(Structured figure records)
----
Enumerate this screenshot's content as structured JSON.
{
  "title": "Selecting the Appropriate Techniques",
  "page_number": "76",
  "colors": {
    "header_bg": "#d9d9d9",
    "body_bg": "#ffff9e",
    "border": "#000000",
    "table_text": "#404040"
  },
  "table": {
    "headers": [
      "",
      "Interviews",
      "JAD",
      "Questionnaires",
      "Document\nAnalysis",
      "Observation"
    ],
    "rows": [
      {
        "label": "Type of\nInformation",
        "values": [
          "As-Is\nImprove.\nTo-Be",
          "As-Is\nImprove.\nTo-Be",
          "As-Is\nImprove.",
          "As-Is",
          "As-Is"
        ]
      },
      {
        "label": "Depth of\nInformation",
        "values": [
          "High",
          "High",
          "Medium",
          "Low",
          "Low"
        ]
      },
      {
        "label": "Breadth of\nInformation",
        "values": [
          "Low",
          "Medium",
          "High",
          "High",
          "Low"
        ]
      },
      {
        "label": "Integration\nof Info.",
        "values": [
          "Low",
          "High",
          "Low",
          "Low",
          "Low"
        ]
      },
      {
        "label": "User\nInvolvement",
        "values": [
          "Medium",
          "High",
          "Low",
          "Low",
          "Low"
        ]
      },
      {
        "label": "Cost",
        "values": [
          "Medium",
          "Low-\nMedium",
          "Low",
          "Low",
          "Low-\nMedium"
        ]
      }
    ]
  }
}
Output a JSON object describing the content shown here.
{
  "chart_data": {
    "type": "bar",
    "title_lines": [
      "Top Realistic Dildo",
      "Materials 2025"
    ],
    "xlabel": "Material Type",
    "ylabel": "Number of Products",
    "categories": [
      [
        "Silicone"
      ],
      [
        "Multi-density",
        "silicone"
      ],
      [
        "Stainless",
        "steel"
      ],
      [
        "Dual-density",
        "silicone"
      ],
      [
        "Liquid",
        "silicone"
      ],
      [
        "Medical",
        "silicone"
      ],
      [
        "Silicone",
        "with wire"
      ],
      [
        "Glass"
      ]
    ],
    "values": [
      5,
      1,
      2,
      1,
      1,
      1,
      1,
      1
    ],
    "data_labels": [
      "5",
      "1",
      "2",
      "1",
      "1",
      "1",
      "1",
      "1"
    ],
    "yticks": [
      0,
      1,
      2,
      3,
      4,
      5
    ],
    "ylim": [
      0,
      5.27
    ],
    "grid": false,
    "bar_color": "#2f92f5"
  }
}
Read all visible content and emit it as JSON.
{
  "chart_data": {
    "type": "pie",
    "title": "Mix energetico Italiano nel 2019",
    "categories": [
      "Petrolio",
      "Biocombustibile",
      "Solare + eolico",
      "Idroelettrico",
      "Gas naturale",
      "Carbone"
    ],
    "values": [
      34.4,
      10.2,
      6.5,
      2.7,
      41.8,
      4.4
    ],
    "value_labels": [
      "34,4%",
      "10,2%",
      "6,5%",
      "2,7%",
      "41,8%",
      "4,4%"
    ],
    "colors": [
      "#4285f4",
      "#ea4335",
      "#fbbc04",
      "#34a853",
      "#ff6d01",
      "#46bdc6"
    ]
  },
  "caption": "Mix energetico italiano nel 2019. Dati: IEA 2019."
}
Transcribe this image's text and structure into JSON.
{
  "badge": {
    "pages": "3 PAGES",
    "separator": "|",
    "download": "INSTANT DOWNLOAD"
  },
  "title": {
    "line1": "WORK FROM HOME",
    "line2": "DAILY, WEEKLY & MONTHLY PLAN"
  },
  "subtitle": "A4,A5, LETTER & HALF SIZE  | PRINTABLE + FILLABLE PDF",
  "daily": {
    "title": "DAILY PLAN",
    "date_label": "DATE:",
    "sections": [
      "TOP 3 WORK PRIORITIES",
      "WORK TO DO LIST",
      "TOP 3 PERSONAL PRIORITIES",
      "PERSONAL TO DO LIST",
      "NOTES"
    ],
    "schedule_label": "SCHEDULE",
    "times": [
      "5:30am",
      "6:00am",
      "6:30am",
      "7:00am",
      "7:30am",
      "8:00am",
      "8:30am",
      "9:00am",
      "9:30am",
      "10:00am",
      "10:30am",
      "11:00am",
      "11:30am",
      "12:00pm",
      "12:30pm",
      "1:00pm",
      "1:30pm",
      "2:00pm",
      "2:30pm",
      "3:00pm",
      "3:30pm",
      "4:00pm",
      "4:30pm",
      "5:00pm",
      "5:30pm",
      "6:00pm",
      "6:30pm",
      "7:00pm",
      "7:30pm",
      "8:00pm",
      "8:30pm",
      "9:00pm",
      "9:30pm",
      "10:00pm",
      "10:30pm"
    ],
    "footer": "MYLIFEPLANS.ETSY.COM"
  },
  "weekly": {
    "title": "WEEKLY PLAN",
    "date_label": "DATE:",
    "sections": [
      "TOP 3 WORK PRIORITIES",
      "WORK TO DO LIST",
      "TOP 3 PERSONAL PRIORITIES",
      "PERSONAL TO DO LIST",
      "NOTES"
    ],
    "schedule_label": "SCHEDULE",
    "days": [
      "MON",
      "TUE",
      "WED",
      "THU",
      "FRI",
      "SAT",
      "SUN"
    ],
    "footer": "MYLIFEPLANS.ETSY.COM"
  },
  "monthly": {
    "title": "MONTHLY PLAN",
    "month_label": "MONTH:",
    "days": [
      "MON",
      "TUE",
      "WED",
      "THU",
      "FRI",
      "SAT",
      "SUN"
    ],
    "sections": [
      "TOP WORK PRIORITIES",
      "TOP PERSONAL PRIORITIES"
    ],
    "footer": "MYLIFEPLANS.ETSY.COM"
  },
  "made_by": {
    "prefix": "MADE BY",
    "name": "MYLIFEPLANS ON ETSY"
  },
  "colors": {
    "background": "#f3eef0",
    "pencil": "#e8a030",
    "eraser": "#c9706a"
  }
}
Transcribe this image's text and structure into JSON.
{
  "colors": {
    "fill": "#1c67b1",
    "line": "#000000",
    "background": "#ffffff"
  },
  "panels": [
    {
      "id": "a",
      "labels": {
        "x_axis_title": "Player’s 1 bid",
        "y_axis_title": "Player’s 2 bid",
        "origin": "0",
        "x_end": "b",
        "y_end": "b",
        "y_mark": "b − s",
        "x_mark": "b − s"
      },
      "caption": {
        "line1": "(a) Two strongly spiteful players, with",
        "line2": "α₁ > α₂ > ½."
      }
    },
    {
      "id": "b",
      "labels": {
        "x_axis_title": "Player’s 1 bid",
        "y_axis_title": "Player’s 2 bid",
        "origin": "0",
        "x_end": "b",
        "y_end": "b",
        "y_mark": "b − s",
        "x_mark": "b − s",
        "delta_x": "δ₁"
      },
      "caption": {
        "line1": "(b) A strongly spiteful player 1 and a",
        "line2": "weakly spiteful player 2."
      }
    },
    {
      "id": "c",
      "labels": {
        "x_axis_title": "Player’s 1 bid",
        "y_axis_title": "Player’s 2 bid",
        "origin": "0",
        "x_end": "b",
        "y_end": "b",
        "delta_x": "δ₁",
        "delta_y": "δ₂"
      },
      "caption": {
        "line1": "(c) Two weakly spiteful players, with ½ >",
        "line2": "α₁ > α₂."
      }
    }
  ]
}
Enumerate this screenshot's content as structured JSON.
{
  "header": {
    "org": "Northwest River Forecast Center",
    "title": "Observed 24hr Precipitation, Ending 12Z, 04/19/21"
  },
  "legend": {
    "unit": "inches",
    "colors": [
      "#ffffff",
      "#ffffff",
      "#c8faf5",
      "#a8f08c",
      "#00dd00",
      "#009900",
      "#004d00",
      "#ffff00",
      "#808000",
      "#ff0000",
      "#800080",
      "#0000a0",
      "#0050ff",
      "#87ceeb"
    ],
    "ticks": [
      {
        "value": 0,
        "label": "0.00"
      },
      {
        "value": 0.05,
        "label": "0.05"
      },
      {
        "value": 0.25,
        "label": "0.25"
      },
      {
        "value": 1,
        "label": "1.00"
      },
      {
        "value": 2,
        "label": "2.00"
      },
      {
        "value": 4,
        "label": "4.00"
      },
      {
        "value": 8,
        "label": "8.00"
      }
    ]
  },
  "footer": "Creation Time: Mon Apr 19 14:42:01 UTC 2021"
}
----
**WHAT IS BEING ASKED:** In the entries above, find every line holding the word "with" and copy it out.

**REPLY TO THE TASK:**
        "with wire"
        "line1": "(a) Two strongly spiteful players, with",
        "line1": "(c) Two weakly spiteful players, with ½ >",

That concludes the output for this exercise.